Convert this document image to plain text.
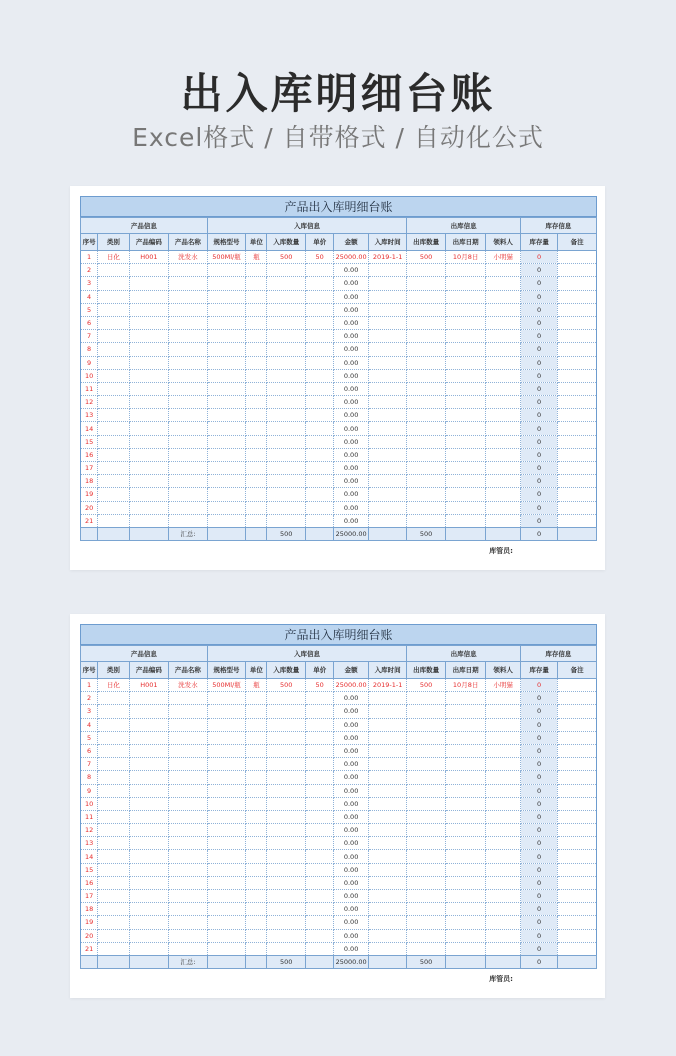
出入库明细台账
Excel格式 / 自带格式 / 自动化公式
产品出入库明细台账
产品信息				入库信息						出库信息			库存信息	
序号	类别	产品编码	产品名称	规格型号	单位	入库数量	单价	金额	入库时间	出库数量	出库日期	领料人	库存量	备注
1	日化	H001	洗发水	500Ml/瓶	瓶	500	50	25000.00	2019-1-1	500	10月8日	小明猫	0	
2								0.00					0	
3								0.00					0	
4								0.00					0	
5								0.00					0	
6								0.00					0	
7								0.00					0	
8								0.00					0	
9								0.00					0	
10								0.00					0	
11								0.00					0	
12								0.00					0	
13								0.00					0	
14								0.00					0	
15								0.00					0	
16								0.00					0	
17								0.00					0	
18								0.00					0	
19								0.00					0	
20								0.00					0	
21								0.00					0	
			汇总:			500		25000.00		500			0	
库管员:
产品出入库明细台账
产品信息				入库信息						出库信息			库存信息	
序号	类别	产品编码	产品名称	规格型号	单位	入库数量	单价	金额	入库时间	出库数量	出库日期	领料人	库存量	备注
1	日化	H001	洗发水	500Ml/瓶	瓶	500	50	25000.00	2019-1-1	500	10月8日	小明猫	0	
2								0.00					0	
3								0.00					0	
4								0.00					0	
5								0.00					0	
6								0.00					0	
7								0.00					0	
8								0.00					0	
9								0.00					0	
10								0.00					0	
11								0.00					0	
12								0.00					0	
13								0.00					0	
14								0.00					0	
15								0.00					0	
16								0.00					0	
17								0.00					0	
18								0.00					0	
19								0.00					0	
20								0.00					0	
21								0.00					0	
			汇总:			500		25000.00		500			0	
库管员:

INSTRUCTION: Keep every word of the data as it is when you write it out, but drop the pictures.

ANSWER TO THE EXERCISE:
Convert this document image to plain text.
出入库明细台账
Excel格式 / 自带格式 / 自动化公式
产品出入库明细台账
产品信息				入库信息						出库信息			库存信息	
序号	类别	产品编码	产品名称	规格型号	单位	入库数量	单价	金额	入库时间	出库数量	出库日期	领料人	库存量	备注
1	日化	H001	洗发水	500Ml/瓶	瓶	500	50	25000.00	2019-1-1	500	10月8日	小明猫	0	
2								0.00					0	
3								0.00					0	
4								0.00					0	
5								0.00					0	
6								0.00					0	
7								0.00					0	
8								0.00					0	
9								0.00					0	
10								0.00					0	
11								0.00					0	
12								0.00					0	
13								0.00					0	
14								0.00					0	
15								0.00					0	
16								0.00					0	
17								0.00					0	
18								0.00					0	
19								0.00					0	
20								0.00					0	
21								0.00					0	
			汇总:			500		25000.00		500			0	
库管员:
产品出入库明细台账
产品信息				入库信息						出库信息			库存信息	
序号	类别	产品编码	产品名称	规格型号	单位	入库数量	单价	金额	入库时间	出库数量	出库日期	领料人	库存量	备注
1	日化	H001	洗发水	500Ml/瓶	瓶	500	50	25000.00	2019-1-1	500	10月8日	小明猫	0	
2								0.00					0	
3								0.00					0	
4								0.00					0	
5								0.00					0	
6								0.00					0	
7								0.00					0	
8								0.00					0	
9								0.00					0	
10								0.00					0	
11								0.00					0	
12								0.00					0	
13								0.00					0	
14								0.00					0	
15								0.00					0	
16								0.00					0	
17								0.00					0	
18								0.00					0	
19								0.00					0	
20								0.00					0	
21								0.00					0	
			汇总:			500		25000.00		500			0	
库管员:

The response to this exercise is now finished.